What you will do: In the passage on the HTEM database, how many researchers had continued contributing to the database at the time the paper was published?

**** Passage for review

Perhaps most notable about this work is how the HTEM database has seen a large number of regular contributions. Historically the adoption of many technical advances has been fundamentally limited by system design, specifically by a lack of design that considers the human being using the system. Design is not just a veneer on top of a technical system; it is often the reason that a system succeeds or fails in the long term. In this sense, making a database system that works is only half the problem; ensuring its continued use by the community it serves is the other half. At the time of publication of this paper, this database has seen continued contributions from over 30 researchers, which is a significant testament to its adoption within the NREL community and bodes well for its future scalability. This usage and scalability is enabled by the robust infrastructure described in this work and is an example of how to design a data platform that has to integrate with a variety of experimental instruments and handle a large quantity of hetereogenous data.

As we look back on decades of publishing in the materials sciences, particularly since the start of electronic publishing, it has been difficult to promote data accessibility, leading to large quantities of data locked inside tables, figures, dor supporting information. There are even current machine learning efforts to parse information from text and static images that could have been avoided had the data been shared appropriately at the start. However, it is not sufficient that data be made available in a machine-readable format; it must also be available under an open license that allows the reuse necessary for scientific advancement. To this end, the authors have announced their public datasets are available under a Creative Commons license. This type of license is particularly appropriate for scientific work since the underlying research is typically performed using public funds, so it is essential that resulting data outputs are also available for public use. Encouragingly, use of these licenses is now becoming more commonplace, especially with the recent promotion and adoption of FAIR principles by the broader community. PuRe data resources are another example of the increased focus on encouraging reuse of data stored in public databases.

********
**** Given data

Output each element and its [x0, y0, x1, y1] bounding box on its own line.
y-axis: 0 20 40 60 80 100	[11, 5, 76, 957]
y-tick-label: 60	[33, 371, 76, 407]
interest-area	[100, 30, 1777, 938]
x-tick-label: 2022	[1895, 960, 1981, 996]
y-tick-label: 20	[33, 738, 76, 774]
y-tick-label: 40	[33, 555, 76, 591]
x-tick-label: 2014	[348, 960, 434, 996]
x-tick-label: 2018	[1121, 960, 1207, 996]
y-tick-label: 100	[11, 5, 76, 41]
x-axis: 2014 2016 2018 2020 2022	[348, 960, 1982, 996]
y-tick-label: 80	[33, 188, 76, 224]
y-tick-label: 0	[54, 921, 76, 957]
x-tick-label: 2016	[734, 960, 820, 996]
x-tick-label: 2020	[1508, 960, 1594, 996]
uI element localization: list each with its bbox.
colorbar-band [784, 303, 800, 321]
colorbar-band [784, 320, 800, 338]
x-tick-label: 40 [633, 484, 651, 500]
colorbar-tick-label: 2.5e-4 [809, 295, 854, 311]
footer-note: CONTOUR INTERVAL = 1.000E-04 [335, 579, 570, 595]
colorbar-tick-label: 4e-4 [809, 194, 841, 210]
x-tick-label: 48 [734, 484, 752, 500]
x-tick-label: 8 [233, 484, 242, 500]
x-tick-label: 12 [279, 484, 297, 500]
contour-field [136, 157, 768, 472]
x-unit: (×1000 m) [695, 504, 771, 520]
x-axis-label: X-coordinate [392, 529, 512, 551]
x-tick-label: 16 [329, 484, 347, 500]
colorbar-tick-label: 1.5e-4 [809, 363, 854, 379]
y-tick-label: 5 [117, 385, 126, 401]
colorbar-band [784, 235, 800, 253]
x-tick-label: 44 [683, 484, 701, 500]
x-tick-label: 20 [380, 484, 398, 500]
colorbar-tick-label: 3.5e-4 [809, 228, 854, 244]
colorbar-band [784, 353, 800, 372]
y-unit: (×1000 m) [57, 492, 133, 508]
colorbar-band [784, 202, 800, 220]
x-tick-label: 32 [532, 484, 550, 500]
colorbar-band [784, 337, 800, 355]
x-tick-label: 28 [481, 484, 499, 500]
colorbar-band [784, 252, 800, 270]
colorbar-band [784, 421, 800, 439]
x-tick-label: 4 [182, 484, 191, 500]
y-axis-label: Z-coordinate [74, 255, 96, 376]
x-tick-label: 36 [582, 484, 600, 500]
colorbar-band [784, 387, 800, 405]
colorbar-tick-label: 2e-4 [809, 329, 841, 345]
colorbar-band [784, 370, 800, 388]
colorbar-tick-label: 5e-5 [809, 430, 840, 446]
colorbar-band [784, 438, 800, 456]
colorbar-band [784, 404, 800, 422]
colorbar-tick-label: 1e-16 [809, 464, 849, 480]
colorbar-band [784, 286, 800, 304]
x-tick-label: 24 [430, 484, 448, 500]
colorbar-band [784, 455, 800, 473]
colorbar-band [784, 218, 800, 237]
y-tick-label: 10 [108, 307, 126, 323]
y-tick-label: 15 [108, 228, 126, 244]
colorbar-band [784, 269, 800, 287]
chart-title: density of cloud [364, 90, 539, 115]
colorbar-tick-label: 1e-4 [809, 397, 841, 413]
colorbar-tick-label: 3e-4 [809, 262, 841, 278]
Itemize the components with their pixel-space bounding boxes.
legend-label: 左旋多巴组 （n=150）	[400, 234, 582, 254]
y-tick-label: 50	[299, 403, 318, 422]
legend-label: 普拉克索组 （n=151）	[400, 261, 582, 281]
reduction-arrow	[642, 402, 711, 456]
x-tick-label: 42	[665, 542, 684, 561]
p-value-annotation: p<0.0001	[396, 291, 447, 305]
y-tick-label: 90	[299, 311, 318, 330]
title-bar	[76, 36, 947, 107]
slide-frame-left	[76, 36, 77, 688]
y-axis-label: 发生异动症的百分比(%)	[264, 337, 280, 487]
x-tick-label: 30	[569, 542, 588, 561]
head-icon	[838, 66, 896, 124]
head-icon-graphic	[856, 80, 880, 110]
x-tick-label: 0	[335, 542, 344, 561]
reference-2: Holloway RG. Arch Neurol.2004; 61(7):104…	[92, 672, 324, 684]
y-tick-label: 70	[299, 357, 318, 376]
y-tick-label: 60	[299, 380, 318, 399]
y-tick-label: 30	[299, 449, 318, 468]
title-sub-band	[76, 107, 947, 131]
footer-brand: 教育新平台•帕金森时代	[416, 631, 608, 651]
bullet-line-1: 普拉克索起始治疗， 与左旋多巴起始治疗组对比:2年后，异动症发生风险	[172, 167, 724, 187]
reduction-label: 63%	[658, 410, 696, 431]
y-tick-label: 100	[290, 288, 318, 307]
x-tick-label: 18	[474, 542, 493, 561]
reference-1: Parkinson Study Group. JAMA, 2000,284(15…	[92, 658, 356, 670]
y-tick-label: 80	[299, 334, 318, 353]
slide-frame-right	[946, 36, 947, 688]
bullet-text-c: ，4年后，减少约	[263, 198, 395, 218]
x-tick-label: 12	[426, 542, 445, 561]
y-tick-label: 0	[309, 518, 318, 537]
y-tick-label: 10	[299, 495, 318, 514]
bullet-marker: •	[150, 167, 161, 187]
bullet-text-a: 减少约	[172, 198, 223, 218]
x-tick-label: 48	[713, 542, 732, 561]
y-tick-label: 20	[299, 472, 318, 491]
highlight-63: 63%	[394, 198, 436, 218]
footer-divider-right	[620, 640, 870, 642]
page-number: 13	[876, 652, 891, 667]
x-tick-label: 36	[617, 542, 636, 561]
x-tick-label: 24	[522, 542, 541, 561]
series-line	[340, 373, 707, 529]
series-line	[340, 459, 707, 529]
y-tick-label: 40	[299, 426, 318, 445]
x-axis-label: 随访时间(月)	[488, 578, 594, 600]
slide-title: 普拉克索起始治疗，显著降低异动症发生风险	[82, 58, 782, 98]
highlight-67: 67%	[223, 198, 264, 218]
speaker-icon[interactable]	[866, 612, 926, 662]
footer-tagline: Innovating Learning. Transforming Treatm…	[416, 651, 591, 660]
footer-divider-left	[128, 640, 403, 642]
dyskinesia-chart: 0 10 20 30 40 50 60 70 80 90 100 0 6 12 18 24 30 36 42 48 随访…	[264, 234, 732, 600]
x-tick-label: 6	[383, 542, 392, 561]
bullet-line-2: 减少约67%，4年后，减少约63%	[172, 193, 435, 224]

********

Response to the exercise: Over 30 researchers.